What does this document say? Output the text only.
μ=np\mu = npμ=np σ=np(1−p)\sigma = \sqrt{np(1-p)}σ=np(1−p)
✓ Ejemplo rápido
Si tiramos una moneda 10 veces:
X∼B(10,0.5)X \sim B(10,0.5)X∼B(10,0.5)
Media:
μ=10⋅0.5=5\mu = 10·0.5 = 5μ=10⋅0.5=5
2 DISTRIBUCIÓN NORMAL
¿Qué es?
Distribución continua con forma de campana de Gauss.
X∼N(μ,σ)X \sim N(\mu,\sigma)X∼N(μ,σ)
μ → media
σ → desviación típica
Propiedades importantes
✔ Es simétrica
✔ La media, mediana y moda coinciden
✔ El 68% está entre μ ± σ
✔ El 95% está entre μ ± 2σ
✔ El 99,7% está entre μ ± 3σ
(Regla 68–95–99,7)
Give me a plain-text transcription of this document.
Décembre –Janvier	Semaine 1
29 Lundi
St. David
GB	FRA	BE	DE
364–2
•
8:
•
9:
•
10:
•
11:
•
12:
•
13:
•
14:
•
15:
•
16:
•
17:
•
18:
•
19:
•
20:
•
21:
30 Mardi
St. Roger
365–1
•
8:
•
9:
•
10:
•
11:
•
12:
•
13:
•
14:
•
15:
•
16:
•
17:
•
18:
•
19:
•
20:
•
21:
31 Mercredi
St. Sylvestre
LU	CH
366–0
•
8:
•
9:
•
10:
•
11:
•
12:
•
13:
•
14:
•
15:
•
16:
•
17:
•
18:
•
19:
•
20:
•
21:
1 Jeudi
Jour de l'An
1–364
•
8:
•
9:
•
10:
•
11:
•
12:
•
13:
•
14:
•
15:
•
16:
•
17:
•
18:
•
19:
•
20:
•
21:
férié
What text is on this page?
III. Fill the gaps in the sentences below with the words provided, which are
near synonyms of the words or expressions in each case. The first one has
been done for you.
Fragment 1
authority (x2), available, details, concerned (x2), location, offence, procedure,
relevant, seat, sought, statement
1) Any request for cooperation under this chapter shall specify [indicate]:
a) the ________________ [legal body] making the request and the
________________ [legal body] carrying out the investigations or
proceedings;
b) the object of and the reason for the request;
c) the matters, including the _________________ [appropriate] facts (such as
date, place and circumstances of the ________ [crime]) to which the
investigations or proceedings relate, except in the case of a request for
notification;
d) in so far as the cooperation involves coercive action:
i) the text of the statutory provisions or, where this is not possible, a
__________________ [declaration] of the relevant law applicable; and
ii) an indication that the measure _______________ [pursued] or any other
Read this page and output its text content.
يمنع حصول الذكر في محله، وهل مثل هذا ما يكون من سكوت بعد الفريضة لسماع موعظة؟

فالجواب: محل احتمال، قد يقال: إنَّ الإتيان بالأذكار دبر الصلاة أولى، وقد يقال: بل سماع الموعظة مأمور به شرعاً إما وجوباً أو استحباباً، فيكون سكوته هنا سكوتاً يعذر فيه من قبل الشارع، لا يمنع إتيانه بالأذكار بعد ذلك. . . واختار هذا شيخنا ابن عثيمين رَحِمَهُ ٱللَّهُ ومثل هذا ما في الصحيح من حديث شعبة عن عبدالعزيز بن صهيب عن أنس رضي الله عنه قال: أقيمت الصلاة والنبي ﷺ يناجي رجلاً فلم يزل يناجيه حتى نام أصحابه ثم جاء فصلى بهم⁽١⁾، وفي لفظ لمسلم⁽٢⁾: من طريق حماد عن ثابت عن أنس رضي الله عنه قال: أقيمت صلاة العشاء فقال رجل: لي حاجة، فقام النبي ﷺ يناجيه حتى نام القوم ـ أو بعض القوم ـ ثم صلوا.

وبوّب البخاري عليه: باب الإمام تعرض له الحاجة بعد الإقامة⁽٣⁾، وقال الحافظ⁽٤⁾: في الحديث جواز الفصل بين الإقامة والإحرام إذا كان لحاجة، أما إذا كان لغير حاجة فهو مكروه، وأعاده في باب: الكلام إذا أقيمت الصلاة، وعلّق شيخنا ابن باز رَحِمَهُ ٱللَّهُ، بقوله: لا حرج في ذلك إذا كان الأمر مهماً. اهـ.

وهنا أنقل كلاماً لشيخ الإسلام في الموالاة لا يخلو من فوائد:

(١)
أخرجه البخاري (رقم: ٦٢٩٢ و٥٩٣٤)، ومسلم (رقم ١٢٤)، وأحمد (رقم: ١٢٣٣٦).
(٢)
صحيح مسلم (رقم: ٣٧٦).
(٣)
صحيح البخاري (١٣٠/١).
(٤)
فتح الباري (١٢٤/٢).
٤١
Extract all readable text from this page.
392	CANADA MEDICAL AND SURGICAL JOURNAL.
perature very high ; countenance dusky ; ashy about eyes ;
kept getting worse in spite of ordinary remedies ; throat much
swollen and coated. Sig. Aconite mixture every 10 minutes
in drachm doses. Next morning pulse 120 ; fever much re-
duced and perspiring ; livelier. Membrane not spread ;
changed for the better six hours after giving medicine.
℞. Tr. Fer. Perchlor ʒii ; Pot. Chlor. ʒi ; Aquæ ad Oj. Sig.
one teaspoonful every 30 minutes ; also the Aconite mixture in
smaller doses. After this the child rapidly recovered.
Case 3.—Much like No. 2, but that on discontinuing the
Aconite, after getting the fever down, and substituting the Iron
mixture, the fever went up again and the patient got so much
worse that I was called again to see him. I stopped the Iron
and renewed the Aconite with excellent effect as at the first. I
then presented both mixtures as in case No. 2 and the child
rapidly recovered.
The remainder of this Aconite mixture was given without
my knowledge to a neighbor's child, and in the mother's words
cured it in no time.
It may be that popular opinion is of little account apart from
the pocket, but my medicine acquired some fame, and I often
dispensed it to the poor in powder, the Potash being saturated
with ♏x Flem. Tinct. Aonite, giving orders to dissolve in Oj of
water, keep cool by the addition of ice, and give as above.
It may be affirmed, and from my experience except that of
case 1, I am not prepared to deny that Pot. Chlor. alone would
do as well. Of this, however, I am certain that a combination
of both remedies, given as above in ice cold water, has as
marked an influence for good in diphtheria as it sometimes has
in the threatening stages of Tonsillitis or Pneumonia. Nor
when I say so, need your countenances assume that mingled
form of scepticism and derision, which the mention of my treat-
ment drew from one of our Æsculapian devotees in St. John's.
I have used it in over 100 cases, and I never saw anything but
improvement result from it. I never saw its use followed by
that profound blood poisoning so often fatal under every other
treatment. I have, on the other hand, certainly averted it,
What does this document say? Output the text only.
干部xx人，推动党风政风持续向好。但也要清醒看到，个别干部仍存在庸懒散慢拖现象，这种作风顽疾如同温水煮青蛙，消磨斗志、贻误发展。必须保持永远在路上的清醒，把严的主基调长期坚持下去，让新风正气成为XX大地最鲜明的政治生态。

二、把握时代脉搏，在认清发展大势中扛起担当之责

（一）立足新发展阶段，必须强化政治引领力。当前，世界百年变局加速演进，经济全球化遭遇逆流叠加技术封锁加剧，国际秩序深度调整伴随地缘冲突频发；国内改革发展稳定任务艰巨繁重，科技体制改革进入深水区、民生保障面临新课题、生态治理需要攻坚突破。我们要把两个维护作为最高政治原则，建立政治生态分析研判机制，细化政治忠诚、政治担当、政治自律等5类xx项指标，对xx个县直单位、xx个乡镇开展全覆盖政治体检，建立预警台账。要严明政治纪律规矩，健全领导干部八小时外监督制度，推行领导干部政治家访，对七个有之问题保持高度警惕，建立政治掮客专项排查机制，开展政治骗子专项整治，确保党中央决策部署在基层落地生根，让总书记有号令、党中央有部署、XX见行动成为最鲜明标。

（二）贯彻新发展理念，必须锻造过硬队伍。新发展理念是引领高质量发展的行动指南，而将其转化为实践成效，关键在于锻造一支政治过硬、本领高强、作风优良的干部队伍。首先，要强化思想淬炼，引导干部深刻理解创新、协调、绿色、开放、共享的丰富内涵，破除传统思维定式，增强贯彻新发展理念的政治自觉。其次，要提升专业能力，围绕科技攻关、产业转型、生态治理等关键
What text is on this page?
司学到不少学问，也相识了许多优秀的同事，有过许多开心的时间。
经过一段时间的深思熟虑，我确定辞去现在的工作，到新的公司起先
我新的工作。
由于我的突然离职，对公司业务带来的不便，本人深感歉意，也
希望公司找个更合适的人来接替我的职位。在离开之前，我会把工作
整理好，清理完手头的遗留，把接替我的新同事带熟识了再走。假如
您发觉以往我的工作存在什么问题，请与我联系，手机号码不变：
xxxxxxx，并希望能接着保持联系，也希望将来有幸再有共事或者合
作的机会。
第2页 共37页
=======
Directions for this task =
Go through the data above and find the lines with the word "every". Copy each of those lines.

Answer to the task =
swollen and coated. Sig. Aconite mixture every 10 minutes
one teaspoonful every 30 minutes ; also the Aconite mixture in
that profound blood poisoning so often fatal under every other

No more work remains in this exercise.